##### SOURCE MATERIAL #####

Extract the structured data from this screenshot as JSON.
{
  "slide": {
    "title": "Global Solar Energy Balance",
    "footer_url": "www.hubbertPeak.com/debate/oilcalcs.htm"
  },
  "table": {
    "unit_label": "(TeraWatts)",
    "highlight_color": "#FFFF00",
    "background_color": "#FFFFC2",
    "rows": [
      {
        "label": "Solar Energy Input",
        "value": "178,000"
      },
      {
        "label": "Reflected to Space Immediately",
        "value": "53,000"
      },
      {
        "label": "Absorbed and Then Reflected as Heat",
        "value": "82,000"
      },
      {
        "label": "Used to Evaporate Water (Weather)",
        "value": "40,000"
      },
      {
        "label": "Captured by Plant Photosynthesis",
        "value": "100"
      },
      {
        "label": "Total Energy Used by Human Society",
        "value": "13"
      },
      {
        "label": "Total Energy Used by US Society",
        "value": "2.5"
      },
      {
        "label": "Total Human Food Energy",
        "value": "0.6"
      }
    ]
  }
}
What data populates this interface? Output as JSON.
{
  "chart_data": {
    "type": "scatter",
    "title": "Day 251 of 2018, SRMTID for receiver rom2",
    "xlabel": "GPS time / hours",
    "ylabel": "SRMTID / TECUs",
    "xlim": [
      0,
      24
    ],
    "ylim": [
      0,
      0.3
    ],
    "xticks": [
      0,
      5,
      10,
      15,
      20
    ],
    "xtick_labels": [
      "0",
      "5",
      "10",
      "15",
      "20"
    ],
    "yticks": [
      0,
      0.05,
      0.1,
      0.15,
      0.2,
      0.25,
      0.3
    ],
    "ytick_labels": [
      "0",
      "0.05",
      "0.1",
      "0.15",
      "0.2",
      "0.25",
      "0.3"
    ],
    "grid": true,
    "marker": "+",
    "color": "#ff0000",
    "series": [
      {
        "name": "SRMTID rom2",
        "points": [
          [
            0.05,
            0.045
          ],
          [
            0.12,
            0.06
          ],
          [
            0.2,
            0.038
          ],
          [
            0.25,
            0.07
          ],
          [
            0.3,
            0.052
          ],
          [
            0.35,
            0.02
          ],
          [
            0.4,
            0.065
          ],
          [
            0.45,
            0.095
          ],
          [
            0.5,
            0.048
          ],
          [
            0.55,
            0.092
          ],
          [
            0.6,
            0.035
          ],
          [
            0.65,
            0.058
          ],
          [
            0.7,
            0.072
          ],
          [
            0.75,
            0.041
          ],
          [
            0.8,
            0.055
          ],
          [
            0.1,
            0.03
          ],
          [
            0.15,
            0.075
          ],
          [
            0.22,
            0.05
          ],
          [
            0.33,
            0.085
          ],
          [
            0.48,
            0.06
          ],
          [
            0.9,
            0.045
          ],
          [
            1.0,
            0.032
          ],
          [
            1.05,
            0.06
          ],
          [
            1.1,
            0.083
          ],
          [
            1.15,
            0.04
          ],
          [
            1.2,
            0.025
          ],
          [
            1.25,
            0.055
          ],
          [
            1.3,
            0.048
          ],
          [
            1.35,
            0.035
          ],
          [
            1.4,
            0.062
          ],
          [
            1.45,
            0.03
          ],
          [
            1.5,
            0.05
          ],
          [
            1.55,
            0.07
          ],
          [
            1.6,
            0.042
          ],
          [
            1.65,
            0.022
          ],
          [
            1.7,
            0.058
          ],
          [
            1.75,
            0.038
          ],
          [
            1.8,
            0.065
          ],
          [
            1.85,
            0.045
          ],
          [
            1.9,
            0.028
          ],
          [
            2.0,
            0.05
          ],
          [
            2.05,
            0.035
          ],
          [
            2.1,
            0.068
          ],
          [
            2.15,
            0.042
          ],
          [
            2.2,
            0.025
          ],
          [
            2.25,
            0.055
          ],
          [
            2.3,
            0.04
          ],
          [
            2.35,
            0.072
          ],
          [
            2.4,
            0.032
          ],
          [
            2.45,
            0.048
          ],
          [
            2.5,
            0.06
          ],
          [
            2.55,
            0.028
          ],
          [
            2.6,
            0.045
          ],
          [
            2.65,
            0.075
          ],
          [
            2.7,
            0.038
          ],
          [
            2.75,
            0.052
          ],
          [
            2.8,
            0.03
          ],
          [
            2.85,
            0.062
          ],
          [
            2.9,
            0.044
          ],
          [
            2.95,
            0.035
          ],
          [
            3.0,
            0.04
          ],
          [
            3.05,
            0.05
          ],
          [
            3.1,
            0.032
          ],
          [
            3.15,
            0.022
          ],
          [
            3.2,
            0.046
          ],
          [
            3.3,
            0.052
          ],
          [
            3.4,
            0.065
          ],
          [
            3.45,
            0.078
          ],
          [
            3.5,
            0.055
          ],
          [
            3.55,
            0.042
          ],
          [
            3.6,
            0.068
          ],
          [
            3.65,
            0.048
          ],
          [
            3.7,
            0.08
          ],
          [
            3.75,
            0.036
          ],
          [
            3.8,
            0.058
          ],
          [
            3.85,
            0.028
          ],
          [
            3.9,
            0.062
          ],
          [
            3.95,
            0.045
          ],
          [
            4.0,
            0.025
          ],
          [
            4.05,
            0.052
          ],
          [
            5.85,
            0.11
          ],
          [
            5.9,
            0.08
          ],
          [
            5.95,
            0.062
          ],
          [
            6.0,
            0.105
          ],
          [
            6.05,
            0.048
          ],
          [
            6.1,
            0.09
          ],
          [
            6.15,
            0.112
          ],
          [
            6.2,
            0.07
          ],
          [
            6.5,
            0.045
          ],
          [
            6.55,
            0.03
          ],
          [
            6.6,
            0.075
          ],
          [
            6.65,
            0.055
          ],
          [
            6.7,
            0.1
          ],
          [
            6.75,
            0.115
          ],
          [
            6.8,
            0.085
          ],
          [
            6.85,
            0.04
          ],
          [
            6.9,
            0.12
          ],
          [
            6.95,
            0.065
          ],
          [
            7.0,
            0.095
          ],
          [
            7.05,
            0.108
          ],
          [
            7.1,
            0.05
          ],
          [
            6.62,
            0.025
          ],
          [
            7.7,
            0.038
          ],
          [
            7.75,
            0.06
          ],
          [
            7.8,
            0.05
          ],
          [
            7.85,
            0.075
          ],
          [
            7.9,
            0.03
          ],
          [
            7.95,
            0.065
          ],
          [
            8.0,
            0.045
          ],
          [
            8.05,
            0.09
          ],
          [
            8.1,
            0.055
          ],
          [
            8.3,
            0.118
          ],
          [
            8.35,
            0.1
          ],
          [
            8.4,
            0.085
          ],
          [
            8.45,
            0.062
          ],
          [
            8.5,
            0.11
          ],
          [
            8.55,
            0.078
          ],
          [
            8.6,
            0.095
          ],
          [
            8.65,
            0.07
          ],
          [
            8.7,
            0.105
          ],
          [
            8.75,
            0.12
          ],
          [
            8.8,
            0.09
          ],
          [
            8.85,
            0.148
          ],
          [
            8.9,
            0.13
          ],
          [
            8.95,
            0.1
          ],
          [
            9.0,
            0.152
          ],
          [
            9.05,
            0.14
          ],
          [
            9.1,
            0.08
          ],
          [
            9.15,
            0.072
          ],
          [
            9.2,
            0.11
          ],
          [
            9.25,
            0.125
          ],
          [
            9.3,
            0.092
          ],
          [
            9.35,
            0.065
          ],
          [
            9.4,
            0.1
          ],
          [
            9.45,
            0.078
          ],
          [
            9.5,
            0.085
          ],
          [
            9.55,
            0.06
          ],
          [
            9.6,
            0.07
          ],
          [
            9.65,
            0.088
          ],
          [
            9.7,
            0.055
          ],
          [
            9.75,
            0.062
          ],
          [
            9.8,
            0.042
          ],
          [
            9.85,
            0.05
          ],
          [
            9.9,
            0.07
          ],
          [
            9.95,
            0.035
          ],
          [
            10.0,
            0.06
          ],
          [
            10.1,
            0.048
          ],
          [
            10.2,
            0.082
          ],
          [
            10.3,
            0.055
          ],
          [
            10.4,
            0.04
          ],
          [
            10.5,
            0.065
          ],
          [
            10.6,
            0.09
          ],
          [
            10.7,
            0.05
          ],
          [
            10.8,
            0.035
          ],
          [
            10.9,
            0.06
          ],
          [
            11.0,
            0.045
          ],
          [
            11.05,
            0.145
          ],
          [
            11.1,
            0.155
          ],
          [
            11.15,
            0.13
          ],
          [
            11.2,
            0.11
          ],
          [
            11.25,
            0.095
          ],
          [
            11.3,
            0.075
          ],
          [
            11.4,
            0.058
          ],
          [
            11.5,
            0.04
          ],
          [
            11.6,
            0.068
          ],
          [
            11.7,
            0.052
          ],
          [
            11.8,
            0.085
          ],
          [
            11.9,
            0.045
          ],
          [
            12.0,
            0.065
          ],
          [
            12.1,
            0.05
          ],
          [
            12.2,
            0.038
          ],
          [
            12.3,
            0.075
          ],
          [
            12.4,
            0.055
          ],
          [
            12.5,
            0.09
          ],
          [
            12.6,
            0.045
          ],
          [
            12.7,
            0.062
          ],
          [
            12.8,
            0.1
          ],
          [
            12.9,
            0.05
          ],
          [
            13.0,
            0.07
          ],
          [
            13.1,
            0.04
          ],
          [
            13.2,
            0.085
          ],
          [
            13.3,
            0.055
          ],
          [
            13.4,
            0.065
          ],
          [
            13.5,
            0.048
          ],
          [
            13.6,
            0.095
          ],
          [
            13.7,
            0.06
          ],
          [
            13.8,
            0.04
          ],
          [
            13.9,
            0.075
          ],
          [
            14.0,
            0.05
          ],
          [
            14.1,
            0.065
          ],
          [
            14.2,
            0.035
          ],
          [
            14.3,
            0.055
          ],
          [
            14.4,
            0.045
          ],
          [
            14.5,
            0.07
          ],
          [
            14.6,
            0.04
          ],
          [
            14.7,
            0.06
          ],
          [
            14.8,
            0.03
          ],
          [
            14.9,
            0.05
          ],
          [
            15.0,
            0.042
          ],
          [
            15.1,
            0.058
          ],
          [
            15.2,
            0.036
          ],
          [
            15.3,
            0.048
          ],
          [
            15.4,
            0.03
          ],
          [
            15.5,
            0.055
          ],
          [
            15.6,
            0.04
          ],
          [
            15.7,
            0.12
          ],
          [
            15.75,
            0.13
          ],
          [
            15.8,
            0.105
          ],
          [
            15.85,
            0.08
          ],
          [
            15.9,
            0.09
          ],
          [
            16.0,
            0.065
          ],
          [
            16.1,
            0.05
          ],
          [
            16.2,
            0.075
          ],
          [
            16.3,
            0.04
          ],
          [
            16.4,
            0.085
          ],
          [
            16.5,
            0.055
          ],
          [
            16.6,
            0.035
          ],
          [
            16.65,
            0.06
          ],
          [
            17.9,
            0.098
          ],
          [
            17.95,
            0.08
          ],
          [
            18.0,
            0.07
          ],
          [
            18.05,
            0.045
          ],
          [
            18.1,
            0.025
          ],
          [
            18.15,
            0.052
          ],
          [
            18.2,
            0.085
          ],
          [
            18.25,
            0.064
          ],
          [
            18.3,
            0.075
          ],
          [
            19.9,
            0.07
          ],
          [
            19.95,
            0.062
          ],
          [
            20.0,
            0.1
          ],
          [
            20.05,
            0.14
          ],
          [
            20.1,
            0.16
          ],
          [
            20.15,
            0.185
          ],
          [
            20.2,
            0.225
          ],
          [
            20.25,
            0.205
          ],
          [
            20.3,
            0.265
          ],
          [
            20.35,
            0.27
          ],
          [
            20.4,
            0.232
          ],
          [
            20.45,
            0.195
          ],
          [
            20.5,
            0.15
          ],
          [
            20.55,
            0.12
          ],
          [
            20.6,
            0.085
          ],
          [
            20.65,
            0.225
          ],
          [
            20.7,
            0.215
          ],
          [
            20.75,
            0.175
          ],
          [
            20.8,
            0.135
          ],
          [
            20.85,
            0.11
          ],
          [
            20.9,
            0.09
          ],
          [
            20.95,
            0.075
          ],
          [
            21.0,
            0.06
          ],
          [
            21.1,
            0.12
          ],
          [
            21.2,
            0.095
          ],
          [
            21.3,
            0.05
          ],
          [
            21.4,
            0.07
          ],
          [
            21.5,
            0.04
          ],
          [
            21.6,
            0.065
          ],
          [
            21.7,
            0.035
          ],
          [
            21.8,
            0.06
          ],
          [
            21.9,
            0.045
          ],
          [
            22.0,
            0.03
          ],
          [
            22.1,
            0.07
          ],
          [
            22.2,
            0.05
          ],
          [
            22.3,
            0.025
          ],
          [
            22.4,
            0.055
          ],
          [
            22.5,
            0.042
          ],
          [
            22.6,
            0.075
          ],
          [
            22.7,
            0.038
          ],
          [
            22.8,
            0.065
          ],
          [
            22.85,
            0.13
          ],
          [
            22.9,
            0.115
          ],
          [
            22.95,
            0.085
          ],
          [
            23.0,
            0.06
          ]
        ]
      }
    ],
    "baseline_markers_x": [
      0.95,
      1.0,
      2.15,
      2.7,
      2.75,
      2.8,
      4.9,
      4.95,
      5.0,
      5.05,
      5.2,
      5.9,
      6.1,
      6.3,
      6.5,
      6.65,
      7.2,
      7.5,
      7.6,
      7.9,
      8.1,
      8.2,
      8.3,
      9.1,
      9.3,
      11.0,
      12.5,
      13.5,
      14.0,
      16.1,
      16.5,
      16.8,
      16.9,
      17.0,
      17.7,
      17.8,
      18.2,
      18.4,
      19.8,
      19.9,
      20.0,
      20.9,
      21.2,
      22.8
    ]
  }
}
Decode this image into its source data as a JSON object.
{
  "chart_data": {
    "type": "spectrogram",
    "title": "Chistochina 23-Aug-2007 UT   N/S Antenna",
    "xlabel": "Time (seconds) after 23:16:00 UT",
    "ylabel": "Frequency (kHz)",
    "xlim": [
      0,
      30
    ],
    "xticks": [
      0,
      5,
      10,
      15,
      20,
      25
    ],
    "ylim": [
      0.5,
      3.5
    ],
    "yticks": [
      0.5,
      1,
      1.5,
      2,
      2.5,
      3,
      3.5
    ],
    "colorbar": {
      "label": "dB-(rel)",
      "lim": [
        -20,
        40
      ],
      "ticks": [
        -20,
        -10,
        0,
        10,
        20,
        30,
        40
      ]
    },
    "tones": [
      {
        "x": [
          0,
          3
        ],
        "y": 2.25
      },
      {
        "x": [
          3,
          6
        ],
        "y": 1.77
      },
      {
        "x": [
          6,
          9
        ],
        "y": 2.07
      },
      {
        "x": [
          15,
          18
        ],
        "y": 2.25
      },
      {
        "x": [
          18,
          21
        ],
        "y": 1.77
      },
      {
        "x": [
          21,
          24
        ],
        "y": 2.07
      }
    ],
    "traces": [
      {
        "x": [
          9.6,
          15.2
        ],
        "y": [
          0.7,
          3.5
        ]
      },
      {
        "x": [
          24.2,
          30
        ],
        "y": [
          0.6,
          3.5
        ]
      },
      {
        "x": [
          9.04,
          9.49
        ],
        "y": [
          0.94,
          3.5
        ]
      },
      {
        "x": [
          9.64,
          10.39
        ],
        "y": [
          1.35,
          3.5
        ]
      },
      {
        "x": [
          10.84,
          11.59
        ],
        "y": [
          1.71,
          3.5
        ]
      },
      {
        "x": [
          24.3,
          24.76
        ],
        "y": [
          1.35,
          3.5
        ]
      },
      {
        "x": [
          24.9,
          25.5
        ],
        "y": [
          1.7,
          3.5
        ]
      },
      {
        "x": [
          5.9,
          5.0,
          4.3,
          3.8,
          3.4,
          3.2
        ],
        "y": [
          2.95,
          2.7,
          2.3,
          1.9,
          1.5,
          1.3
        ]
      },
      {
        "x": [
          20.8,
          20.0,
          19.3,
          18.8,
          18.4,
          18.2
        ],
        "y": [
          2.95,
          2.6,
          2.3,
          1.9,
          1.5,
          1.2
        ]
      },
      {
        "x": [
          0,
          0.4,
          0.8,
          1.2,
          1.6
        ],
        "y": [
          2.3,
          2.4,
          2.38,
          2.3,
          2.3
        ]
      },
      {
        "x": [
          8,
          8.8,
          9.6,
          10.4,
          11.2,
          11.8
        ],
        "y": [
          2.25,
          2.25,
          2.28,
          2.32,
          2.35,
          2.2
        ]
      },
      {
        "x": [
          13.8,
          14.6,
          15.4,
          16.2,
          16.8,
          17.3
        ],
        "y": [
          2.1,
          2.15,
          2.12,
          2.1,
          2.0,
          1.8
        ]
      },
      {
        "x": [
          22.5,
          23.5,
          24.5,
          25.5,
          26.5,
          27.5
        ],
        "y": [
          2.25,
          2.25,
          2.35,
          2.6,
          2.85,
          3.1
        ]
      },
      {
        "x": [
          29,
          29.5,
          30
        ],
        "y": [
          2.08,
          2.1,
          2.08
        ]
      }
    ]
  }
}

#####

[OBJECTIVE] Check every line of the listing for the string "JSON" and report how many lines have it, as a number alone.

[IN RESPONSE] 3